▸ **Description of the task**
Copy every entry exactly.

Items from a figure collection
· · · ·

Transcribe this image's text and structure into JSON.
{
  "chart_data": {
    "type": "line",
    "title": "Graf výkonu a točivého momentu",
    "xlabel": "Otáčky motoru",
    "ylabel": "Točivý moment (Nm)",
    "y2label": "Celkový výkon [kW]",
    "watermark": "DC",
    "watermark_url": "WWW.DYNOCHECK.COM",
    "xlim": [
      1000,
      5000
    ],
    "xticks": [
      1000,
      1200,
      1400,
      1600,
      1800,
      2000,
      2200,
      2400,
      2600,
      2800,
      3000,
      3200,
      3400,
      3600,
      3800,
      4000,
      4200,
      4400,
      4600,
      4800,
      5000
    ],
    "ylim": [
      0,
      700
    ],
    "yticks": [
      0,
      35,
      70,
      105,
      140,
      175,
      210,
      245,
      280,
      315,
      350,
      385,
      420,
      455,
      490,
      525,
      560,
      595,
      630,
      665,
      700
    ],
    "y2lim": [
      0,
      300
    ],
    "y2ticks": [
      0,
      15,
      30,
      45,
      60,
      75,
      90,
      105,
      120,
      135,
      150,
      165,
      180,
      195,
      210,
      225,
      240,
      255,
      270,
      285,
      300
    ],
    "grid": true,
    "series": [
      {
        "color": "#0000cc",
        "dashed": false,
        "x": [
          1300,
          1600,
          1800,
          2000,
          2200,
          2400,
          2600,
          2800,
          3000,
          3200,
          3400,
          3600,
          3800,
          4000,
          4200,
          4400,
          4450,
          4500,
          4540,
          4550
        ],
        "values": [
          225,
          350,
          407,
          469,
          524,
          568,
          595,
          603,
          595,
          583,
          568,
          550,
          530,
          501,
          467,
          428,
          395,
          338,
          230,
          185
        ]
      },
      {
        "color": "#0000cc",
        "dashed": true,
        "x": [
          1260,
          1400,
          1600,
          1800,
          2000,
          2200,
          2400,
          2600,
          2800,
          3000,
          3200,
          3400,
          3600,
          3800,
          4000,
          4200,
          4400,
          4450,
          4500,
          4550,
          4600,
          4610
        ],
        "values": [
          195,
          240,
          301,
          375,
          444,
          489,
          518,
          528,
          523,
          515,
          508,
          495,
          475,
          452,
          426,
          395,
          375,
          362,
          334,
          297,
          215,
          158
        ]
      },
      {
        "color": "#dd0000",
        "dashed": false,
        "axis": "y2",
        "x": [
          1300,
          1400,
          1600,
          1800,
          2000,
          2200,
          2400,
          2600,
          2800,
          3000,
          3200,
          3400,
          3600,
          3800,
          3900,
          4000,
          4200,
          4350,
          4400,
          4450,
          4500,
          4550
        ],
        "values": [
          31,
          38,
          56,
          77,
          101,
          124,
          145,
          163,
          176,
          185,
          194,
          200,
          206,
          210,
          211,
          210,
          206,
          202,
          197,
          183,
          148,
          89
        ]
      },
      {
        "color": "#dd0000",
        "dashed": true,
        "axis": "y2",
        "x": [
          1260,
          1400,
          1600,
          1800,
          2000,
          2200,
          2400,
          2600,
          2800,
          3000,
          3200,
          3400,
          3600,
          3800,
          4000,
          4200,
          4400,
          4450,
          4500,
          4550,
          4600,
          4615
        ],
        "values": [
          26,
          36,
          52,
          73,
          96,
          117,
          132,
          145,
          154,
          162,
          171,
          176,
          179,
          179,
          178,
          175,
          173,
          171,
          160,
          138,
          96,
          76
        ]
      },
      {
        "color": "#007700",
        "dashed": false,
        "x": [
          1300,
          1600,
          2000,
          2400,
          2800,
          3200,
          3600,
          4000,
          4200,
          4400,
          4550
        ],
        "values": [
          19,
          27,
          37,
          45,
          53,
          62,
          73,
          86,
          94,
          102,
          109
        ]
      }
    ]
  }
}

· · · ·

▸ **Reply to the exercise**
Transcribe this image's text and structure into JSON.
{
  "chart_data": {
    "type": "line",
    "title": "Graf výkonu a točivého momentu",
    "xlabel": "Otáčky motoru",
    "ylabel": "Točivý moment (Nm)",
    "y2label": "Celkový výkon [kW]",
    "watermark": "DC",
    "watermark_url": "WWW.DYNOCHECK.COM",
    "xlim": [
      1000,
      5000
    ],
    "xticks": [
      1000,
      1200,
      1400,
      1600,
      1800,
      2000,
      2200,
      2400,
      2600,
      2800,
      3000,
      3200,
      3400,
      3600,
      3800,
      4000,
      4200,
      4400,
      4600,
      4800,
      5000
    ],
    "ylim": [
      0,
      700
    ],
    "yticks": [
      0,
      35,
      70,
      105,
      140,
      175,
      210,
      245,
      280,
      315,
      350,
      385,
      420,
      455,
      490,
      525,
      560,
      595,
      630,
      665,
      700
    ],
    "y2lim": [
      0,
      300
    ],
    "y2ticks": [
      0,
      15,
      30,
      45,
      60,
      75,
      90,
      105,
      120,
      135,
      150,
      165,
      180,
      195,
      210,
      225,
      240,
      255,
      270,
      285,
      300
    ],
    "grid": true,
    "series": [
      {
        "color": "#0000cc",
        "dashed": false,
        "x": [
          1300,
          1600,
          1800,
          2000,
          2200,
          2400,
          2600,
          2800,
          3000,
          3200,
          3400,
          3600,
          3800,
          4000,
          4200,
          4400,
          4450,
          4500,
          4540,
          4550
        ],
        "values": [
          225,
          350,
          407,
          469,
          524,
          568,
          595,
          603,
          595,
          583,
          568,
          550,
          530,
          501,
          467,
          428,
          395,
          338,
          230,
          185
        ]
      },
      {
        "color": "#0000cc",
        "dashed": true,
        "x": [
          1260,
          1400,
          1600,
          1800,
          2000,
          2200,
          2400,
          2600,
          2800,
          3000,
          3200,
          3400,
          3600,
          3800,
          4000,
          4200,
          4400,
          4450,
          4500,
          4550,
          4600,
          4610
        ],
        "values": [
          195,
          240,
          301,
          375,
          444,
          489,
          518,
          528,
          523,
          515,
          508,
          495,
          475,
          452,
          426,
          395,
          375,
          362,
          334,
          297,
          215,
          158
        ]
      },
      {
        "color": "#dd0000",
        "dashed": false,
        "axis": "y2",
        "x": [
          1300,
          1400,
          1600,
          1800,
          2000,
          2200,
          2400,
          2600,
          2800,
          3000,
          3200,
          3400,
          3600,
          3800,
          3900,
          4000,
          4200,
          4350,
          4400,
          4450,
          4500,
          4550
        ],
        "values": [
          31,
          38,
          56,
          77,
          101,
          124,
          145,
          163,
          176,
          185,
          194,
          200,
          206,
          210,
          211,
          210,
          206,
          202,
          197,
          183,
          148,
          89
        ]
      },
      {
        "color": "#dd0000",
        "dashed": true,
        "axis": "y2",
        "x": [
          1260,
          1400,
          1600,
          1800,
          2000,
          2200,
          2400,
          2600,
          2800,
          3000,
          3200,
          3400,
          3600,
          3800,
          4000,
          4200,
          4400,
          4450,
          4500,
          4550,
          4600,
          4615
        ],
        "values": [
          26,
          36,
          52,
          73,
          96,
          117,
          132,
          145,
          154,
          162,
          171,
          176,
          179,
          179,
          178,
          175,
          173,
          171,
          160,
          138,
          96,
          76
        ]
      },
      {
        "color": "#007700",
        "dashed": false,
        "x": [
          1300,
          1600,
          2000,
          2400,
          2800,
          3200,
          3600,
          4000,
          4200,
          4400,
          4550
        ],
        "values": [
          19,
          27,
          37,
          45,
          53,
          62,
          73,
          86,
          94,
          102,
          109
        ]
      }
    ]
  }
}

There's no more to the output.